=== Written request ===
Repeat, exactly and in full, the lines of the listing below, but without any pictures.

Stored entries
○ ○ ○ ○
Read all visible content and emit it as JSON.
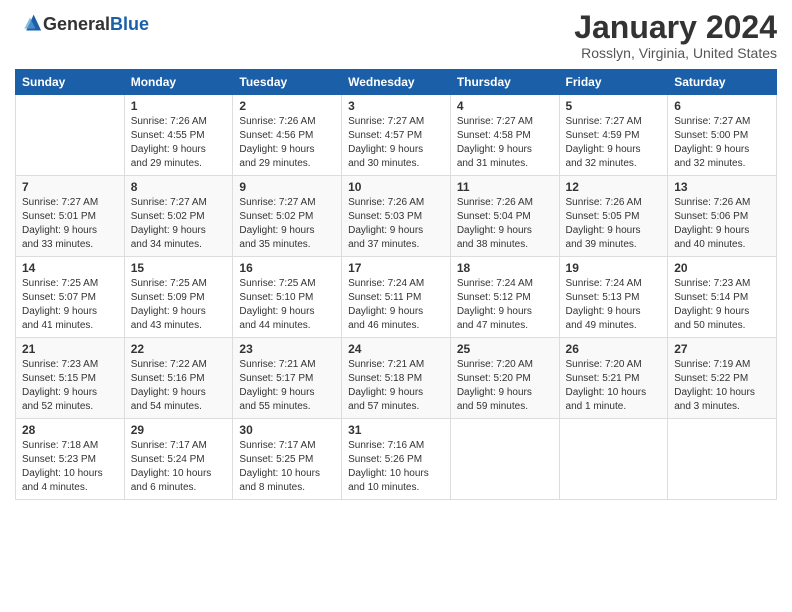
{
  "header": {
    "logo_general": "General",
    "logo_blue": "Blue",
    "month_year": "January 2024",
    "location": "Rosslyn, Virginia, United States"
  },
  "days_of_week": [
    "Sunday",
    "Monday",
    "Tuesday",
    "Wednesday",
    "Thursday",
    "Friday",
    "Saturday"
  ],
  "weeks": [
    [
      {
        "day": "",
        "info": ""
      },
      {
        "day": "1",
        "info": "Sunrise: 7:26 AM\nSunset: 4:55 PM\nDaylight: 9 hours\nand 29 minutes."
      },
      {
        "day": "2",
        "info": "Sunrise: 7:26 AM\nSunset: 4:56 PM\nDaylight: 9 hours\nand 29 minutes."
      },
      {
        "day": "3",
        "info": "Sunrise: 7:27 AM\nSunset: 4:57 PM\nDaylight: 9 hours\nand 30 minutes."
      },
      {
        "day": "4",
        "info": "Sunrise: 7:27 AM\nSunset: 4:58 PM\nDaylight: 9 hours\nand 31 minutes."
      },
      {
        "day": "5",
        "info": "Sunrise: 7:27 AM\nSunset: 4:59 PM\nDaylight: 9 hours\nand 32 minutes."
      },
      {
        "day": "6",
        "info": "Sunrise: 7:27 AM\nSunset: 5:00 PM\nDaylight: 9 hours\nand 32 minutes."
      }
    ],
    [
      {
        "day": "7",
        "info": "Sunrise: 7:27 AM\nSunset: 5:01 PM\nDaylight: 9 hours\nand 33 minutes."
      },
      {
        "day": "8",
        "info": "Sunrise: 7:27 AM\nSunset: 5:02 PM\nDaylight: 9 hours\nand 34 minutes."
      },
      {
        "day": "9",
        "info": "Sunrise: 7:27 AM\nSunset: 5:02 PM\nDaylight: 9 hours\nand 35 minutes."
      },
      {
        "day": "10",
        "info": "Sunrise: 7:26 AM\nSunset: 5:03 PM\nDaylight: 9 hours\nand 37 minutes."
      },
      {
        "day": "11",
        "info": "Sunrise: 7:26 AM\nSunset: 5:04 PM\nDaylight: 9 hours\nand 38 minutes."
      },
      {
        "day": "12",
        "info": "Sunrise: 7:26 AM\nSunset: 5:05 PM\nDaylight: 9 hours\nand 39 minutes."
      },
      {
        "day": "13",
        "info": "Sunrise: 7:26 AM\nSunset: 5:06 PM\nDaylight: 9 hours\nand 40 minutes."
      }
    ],
    [
      {
        "day": "14",
        "info": "Sunrise: 7:25 AM\nSunset: 5:07 PM\nDaylight: 9 hours\nand 41 minutes."
      },
      {
        "day": "15",
        "info": "Sunrise: 7:25 AM\nSunset: 5:09 PM\nDaylight: 9 hours\nand 43 minutes."
      },
      {
        "day": "16",
        "info": "Sunrise: 7:25 AM\nSunset: 5:10 PM\nDaylight: 9 hours\nand 44 minutes."
      },
      {
        "day": "17",
        "info": "Sunrise: 7:24 AM\nSunset: 5:11 PM\nDaylight: 9 hours\nand 46 minutes."
      },
      {
        "day": "18",
        "info": "Sunrise: 7:24 AM\nSunset: 5:12 PM\nDaylight: 9 hours\nand 47 minutes."
      },
      {
        "day": "19",
        "info": "Sunrise: 7:24 AM\nSunset: 5:13 PM\nDaylight: 9 hours\nand 49 minutes."
      },
      {
        "day": "20",
        "info": "Sunrise: 7:23 AM\nSunset: 5:14 PM\nDaylight: 9 hours\nand 50 minutes."
      }
    ],
    [
      {
        "day": "21",
        "info": "Sunrise: 7:23 AM\nSunset: 5:15 PM\nDaylight: 9 hours\nand 52 minutes."
      },
      {
        "day": "22",
        "info": "Sunrise: 7:22 AM\nSunset: 5:16 PM\nDaylight: 9 hours\nand 54 minutes."
      },
      {
        "day": "23",
        "info": "Sunrise: 7:21 AM\nSunset: 5:17 PM\nDaylight: 9 hours\nand 55 minutes."
      },
      {
        "day": "24",
        "info": "Sunrise: 7:21 AM\nSunset: 5:18 PM\nDaylight: 9 hours\nand 57 minutes."
      },
      {
        "day": "25",
        "info": "Sunrise: 7:20 AM\nSunset: 5:20 PM\nDaylight: 9 hours\nand 59 minutes."
      },
      {
        "day": "26",
        "info": "Sunrise: 7:20 AM\nSunset: 5:21 PM\nDaylight: 10 hours\nand 1 minute."
      },
      {
        "day": "27",
        "info": "Sunrise: 7:19 AM\nSunset: 5:22 PM\nDaylight: 10 hours\nand 3 minutes."
      }
    ],
    [
      {
        "day": "28",
        "info": "Sunrise: 7:18 AM\nSunset: 5:23 PM\nDaylight: 10 hours\nand 4 minutes."
      },
      {
        "day": "29",
        "info": "Sunrise: 7:17 AM\nSunset: 5:24 PM\nDaylight: 10 hours\nand 6 minutes."
      },
      {
        "day": "30",
        "info": "Sunrise: 7:17 AM\nSunset: 5:25 PM\nDaylight: 10 hours\nand 8 minutes."
      },
      {
        "day": "31",
        "info": "Sunrise: 7:16 AM\nSunset: 5:26 PM\nDaylight: 10 hours\nand 10 minutes."
      },
      {
        "day": "",
        "info": ""
      },
      {
        "day": "",
        "info": ""
      },
      {
        "day": "",
        "info": ""
      }
    ]
  ]
}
○ ○ ○ ○
=== Reply to the exercise ===
Read all visible content and emit it as JSON.
{
  "header": {
    "logo_general": "General",
    "logo_blue": "Blue",
    "month_year": "January 2024",
    "location": "Rosslyn, Virginia, United States"
  },
  "days_of_week": [
    "Sunday",
    "Monday",
    "Tuesday",
    "Wednesday",
    "Thursday",
    "Friday",
    "Saturday"
  ],
  "weeks": [
    [
      {
        "day": "",
        "info": ""
      },
      {
        "day": "1",
        "info": "Sunrise: 7:26 AM\nSunset: 4:55 PM\nDaylight: 9 hours\nand 29 minutes."
      },
      {
        "day": "2",
        "info": "Sunrise: 7:26 AM\nSunset: 4:56 PM\nDaylight: 9 hours\nand 29 minutes."
      },
      {
        "day": "3",
        "info": "Sunrise: 7:27 AM\nSunset: 4:57 PM\nDaylight: 9 hours\nand 30 minutes."
      },
      {
        "day": "4",
        "info": "Sunrise: 7:27 AM\nSunset: 4:58 PM\nDaylight: 9 hours\nand 31 minutes."
      },
      {
        "day": "5",
        "info": "Sunrise: 7:27 AM\nSunset: 4:59 PM\nDaylight: 9 hours\nand 32 minutes."
      },
      {
        "day": "6",
        "info": "Sunrise: 7:27 AM\nSunset: 5:00 PM\nDaylight: 9 hours\nand 32 minutes."
      }
    ],
    [
      {
        "day": "7",
        "info": "Sunrise: 7:27 AM\nSunset: 5:01 PM\nDaylight: 9 hours\nand 33 minutes."
      },
      {
        "day": "8",
        "info": "Sunrise: 7:27 AM\nSunset: 5:02 PM\nDaylight: 9 hours\nand 34 minutes."
      },
      {
        "day": "9",
        "info": "Sunrise: 7:27 AM\nSunset: 5:02 PM\nDaylight: 9 hours\nand 35 minutes."
      },
      {
        "day": "10",
        "info": "Sunrise: 7:26 AM\nSunset: 5:03 PM\nDaylight: 9 hours\nand 37 minutes."
      },
      {
        "day": "11",
        "info": "Sunrise: 7:26 AM\nSunset: 5:04 PM\nDaylight: 9 hours\nand 38 minutes."
      },
      {
        "day": "12",
        "info": "Sunrise: 7:26 AM\nSunset: 5:05 PM\nDaylight: 9 hours\nand 39 minutes."
      },
      {
        "day": "13",
        "info": "Sunrise: 7:26 AM\nSunset: 5:06 PM\nDaylight: 9 hours\nand 40 minutes."
      }
    ],
    [
      {
        "day": "14",
        "info": "Sunrise: 7:25 AM\nSunset: 5:07 PM\nDaylight: 9 hours\nand 41 minutes."
      },
      {
        "day": "15",
        "info": "Sunrise: 7:25 AM\nSunset: 5:09 PM\nDaylight: 9 hours\nand 43 minutes."
      },
      {
        "day": "16",
        "info": "Sunrise: 7:25 AM\nSunset: 5:10 PM\nDaylight: 9 hours\nand 44 minutes."
      },
      {
        "day": "17",
        "info": "Sunrise: 7:24 AM\nSunset: 5:11 PM\nDaylight: 9 hours\nand 46 minutes."
      },
      {
        "day": "18",
        "info": "Sunrise: 7:24 AM\nSunset: 5:12 PM\nDaylight: 9 hours\nand 47 minutes."
      },
      {
        "day": "19",
        "info": "Sunrise: 7:24 AM\nSunset: 5:13 PM\nDaylight: 9 hours\nand 49 minutes."
      },
      {
        "day": "20",
        "info": "Sunrise: 7:23 AM\nSunset: 5:14 PM\nDaylight: 9 hours\nand 50 minutes."
      }
    ],
    [
      {
        "day": "21",
        "info": "Sunrise: 7:23 AM\nSunset: 5:15 PM\nDaylight: 9 hours\nand 52 minutes."
      },
      {
        "day": "22",
        "info": "Sunrise: 7:22 AM\nSunset: 5:16 PM\nDaylight: 9 hours\nand 54 minutes."
      },
      {
        "day": "23",
        "info": "Sunrise: 7:21 AM\nSunset: 5:17 PM\nDaylight: 9 hours\nand 55 minutes."
      },
      {
        "day": "24",
        "info": "Sunrise: 7:21 AM\nSunset: 5:18 PM\nDaylight: 9 hours\nand 57 minutes."
      },
      {
        "day": "25",
        "info": "Sunrise: 7:20 AM\nSunset: 5:20 PM\nDaylight: 9 hours\nand 59 minutes."
      },
      {
        "day": "26",
        "info": "Sunrise: 7:20 AM\nSunset: 5:21 PM\nDaylight: 10 hours\nand 1 minute."
      },
      {
        "day": "27",
        "info": "Sunrise: 7:19 AM\nSunset: 5:22 PM\nDaylight: 10 hours\nand 3 minutes."
      }
    ],
    [
      {
        "day": "28",
        "info": "Sunrise: 7:18 AM\nSunset: 5:23 PM\nDaylight: 10 hours\nand 4 minutes."
      },
      {
        "day": "29",
        "info": "Sunrise: 7:17 AM\nSunset: 5:24 PM\nDaylight: 10 hours\nand 6 minutes."
      },
      {
        "day": "30",
        "info": "Sunrise: 7:17 AM\nSunset: 5:25 PM\nDaylight: 10 hours\nand 8 minutes."
      },
      {
        "day": "31",
        "info": "Sunrise: 7:16 AM\nSunset: 5:26 PM\nDaylight: 10 hours\nand 10 minutes."
      },
      {
        "day": "",
        "info": ""
      },
      {
        "day": "",
        "info": ""
      },
      {
        "day": "",
        "info": ""
      }
    ]
  ]
}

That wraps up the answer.